• **DIRECTIONS FOR THIS TASK**
Write out the entries verbatim and leave the images out of the copy.

# ENTRIES start

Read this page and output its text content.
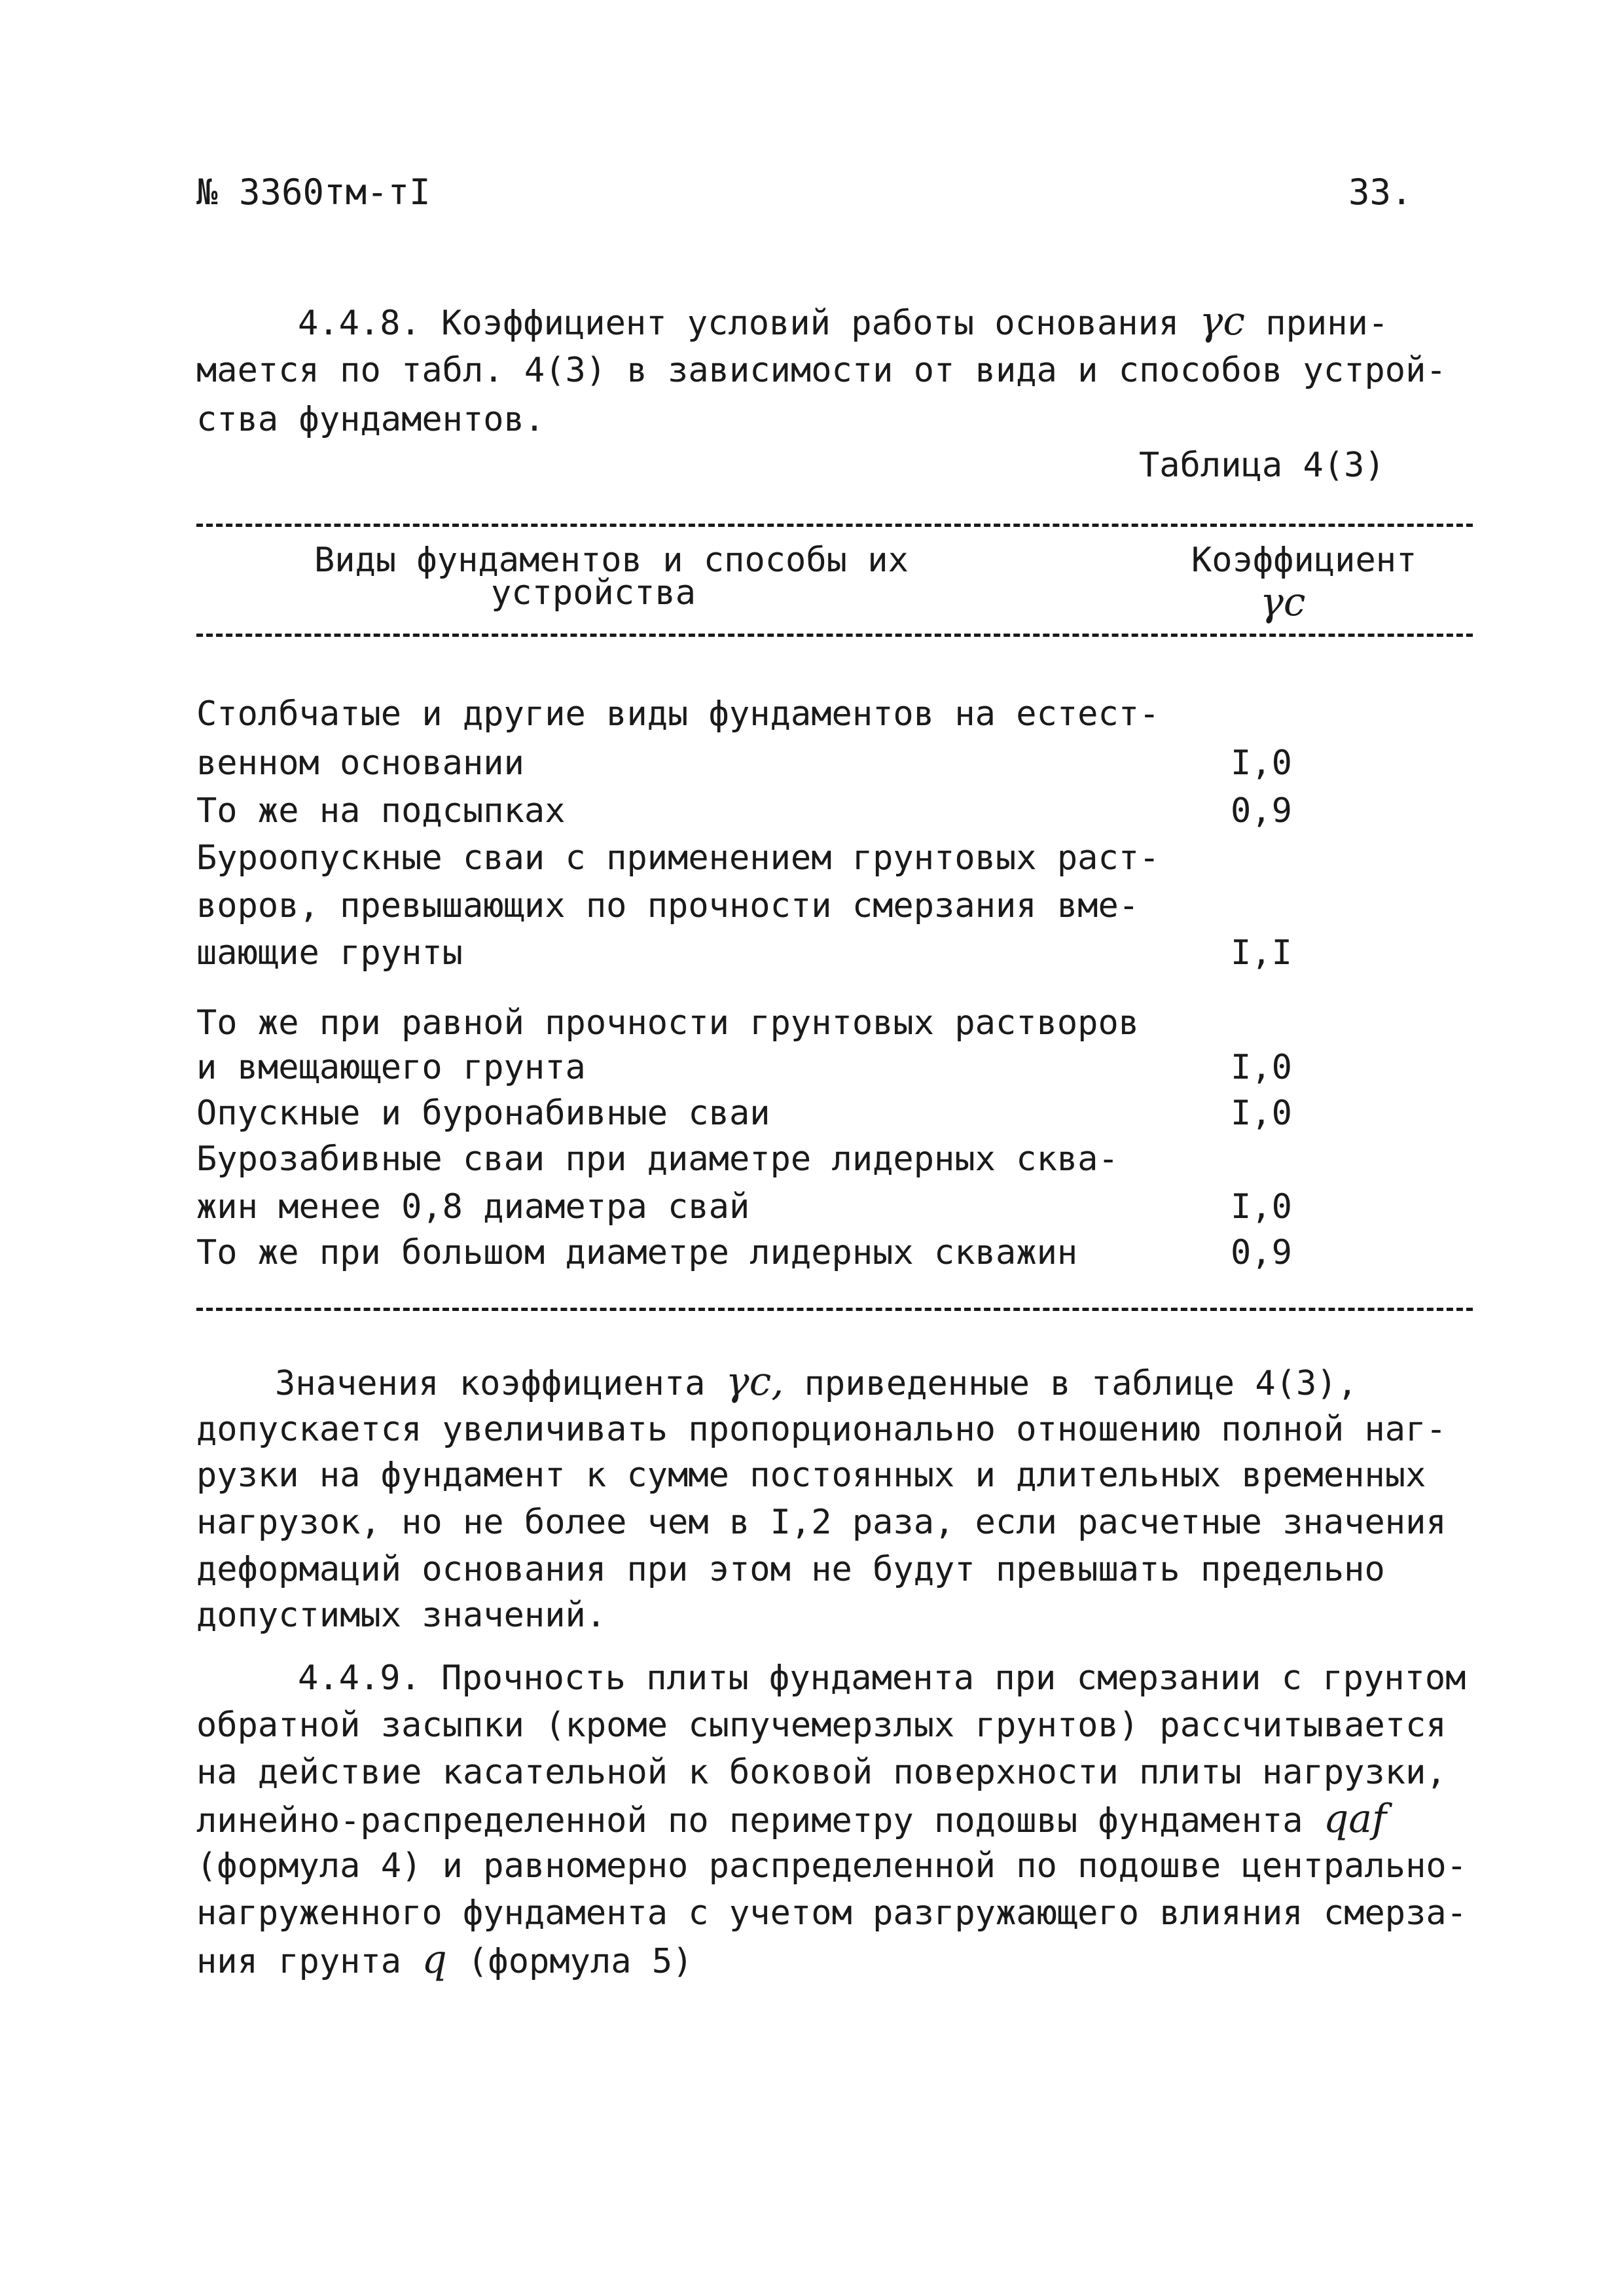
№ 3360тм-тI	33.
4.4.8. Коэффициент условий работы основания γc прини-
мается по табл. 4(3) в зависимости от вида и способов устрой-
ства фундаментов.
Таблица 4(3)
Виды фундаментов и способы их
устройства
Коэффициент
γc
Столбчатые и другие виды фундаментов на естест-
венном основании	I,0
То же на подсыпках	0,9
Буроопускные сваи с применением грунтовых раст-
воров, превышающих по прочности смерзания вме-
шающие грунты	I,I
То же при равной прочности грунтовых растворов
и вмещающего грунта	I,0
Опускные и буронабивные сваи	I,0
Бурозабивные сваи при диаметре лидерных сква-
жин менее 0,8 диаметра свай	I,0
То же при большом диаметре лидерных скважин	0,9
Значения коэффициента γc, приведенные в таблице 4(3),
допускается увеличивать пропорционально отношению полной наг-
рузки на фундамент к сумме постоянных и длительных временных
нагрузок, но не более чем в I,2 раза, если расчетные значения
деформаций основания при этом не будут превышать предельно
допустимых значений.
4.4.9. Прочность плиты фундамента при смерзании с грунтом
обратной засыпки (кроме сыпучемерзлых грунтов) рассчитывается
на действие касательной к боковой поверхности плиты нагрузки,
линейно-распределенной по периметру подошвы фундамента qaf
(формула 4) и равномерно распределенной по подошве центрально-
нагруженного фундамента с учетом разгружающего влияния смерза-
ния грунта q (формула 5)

# ENTRIES end

• **TASK OUTPUT**
Read this page and output its text content.
№ 3360тм-тI	33.
4.4.8. Коэффициент условий работы основания γc прини-
мается по табл. 4(3) в зависимости от вида и способов устрой-
ства фундаментов.
Таблица 4(3)
Виды фундаментов и способы их
устройства
Коэффициент
γc
Столбчатые и другие виды фундаментов на естест-
венном основании	I,0
То же на подсыпках	0,9
Буроопускные сваи с применением грунтовых раст-
воров, превышающих по прочности смерзания вме-
шающие грунты	I,I
То же при равной прочности грунтовых растворов
и вмещающего грунта	I,0
Опускные и буронабивные сваи	I,0
Бурозабивные сваи при диаметре лидерных сква-
жин менее 0,8 диаметра свай	I,0
То же при большом диаметре лидерных скважин	0,9
Значения коэффициента γc, приведенные в таблице 4(3),
допускается увеличивать пропорционально отношению полной наг-
рузки на фундамент к сумме постоянных и длительных временных
нагрузок, но не более чем в I,2 раза, если расчетные значения
деформаций основания при этом не будут превышать предельно
допустимых значений.
4.4.9. Прочность плиты фундамента при смерзании с грунтом
обратной засыпки (кроме сыпучемерзлых грунтов) рассчитывается
на действие касательной к боковой поверхности плиты нагрузки,
линейно-распределенной по периметру подошвы фундамента qaf
(формула 4) и равномерно распределенной по подошве центрально-
нагруженного фундамента с учетом разгружающего влияния смерза-
ния грунта q (формула 5)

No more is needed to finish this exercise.